**Dataset records**:
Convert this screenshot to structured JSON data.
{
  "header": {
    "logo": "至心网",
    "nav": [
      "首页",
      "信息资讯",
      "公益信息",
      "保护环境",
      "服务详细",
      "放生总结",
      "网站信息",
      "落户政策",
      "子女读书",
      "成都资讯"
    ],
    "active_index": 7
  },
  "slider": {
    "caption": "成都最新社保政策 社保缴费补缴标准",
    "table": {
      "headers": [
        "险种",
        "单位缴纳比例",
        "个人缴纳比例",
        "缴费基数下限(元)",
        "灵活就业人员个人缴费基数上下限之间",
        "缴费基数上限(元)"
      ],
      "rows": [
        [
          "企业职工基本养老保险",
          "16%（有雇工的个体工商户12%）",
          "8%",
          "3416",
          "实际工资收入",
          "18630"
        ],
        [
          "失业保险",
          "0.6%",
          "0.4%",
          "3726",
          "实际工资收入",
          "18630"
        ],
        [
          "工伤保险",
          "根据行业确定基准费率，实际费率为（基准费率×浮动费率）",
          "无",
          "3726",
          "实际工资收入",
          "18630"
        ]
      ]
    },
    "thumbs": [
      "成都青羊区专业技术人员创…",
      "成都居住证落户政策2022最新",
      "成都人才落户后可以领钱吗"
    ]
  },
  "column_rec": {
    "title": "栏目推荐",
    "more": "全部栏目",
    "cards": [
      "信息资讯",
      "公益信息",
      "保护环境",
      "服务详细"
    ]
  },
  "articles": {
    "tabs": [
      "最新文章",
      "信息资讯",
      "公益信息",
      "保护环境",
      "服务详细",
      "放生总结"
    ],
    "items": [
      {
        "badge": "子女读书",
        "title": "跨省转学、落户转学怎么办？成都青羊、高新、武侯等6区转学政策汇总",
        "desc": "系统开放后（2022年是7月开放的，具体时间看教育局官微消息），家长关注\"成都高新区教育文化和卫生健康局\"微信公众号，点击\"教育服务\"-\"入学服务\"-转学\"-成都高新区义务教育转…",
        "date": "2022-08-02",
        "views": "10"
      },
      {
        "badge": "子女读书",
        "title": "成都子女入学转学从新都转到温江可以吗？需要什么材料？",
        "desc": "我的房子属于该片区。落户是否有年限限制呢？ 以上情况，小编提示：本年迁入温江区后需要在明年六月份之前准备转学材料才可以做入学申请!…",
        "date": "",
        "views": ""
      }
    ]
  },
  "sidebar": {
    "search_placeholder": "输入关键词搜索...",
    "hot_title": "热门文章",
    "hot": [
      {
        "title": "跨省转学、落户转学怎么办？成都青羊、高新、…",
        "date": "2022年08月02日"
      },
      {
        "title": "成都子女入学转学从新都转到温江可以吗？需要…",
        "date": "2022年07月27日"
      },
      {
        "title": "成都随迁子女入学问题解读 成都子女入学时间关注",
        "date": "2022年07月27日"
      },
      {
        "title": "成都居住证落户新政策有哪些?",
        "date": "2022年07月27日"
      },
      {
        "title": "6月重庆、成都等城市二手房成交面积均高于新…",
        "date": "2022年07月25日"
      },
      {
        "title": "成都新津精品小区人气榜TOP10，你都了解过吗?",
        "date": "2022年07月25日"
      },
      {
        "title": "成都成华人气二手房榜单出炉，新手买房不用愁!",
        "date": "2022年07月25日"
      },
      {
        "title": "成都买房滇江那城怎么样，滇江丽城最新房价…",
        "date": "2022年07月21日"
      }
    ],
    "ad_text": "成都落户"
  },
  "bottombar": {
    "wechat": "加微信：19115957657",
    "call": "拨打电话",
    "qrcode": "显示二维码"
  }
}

--

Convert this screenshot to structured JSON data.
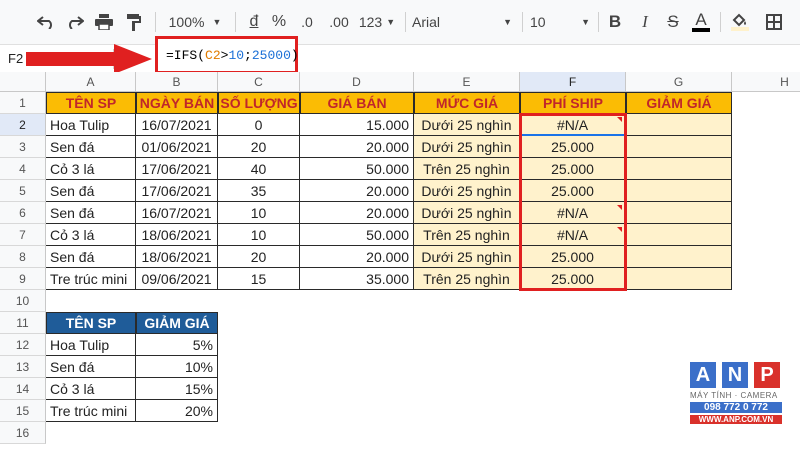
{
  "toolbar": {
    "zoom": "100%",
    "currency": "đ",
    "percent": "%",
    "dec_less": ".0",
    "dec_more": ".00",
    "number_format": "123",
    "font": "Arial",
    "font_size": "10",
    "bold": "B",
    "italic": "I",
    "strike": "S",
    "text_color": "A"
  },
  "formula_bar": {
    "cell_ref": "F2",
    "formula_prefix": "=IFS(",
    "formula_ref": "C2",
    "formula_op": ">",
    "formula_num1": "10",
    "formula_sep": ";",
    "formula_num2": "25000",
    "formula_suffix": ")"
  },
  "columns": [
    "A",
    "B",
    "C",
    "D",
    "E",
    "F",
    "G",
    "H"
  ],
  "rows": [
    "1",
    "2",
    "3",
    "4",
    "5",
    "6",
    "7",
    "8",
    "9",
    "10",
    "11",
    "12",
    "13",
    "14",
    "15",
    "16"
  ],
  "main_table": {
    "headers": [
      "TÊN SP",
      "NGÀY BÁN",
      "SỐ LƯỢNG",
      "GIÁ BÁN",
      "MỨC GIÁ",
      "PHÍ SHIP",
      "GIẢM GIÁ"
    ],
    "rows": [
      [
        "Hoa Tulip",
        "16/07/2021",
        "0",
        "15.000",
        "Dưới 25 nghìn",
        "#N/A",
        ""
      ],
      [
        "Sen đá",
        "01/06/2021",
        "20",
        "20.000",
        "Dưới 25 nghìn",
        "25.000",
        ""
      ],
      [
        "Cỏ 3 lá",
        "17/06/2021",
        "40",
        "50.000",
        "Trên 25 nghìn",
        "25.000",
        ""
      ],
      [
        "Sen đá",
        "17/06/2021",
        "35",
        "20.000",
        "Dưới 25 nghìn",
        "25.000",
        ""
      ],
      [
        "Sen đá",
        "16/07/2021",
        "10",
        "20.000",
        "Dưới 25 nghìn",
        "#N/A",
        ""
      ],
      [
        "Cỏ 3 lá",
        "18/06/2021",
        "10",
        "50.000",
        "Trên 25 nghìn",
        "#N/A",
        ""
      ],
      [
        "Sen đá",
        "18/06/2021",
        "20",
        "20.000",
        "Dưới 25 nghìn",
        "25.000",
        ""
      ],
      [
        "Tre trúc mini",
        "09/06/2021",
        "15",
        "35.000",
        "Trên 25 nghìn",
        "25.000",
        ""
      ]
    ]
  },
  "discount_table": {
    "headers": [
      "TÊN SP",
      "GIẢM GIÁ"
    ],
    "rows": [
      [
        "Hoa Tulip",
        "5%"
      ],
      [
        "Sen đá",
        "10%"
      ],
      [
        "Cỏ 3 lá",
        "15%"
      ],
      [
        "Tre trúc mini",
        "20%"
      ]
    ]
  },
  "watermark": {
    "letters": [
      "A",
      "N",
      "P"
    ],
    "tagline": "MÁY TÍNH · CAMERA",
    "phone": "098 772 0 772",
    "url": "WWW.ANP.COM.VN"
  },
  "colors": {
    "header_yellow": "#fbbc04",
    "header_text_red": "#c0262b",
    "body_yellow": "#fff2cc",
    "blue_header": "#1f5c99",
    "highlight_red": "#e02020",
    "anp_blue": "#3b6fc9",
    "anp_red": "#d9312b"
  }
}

**Task statement**: Copy all lines above containing the string "跨省转学".

**Output for this exercise**:
        "title": "跨省转学、落户转学怎么办？成都青羊、高新、武侯等6区转学政策汇总",
        "title": "跨省转学、落户转学怎么办？成都青羊、高新、…",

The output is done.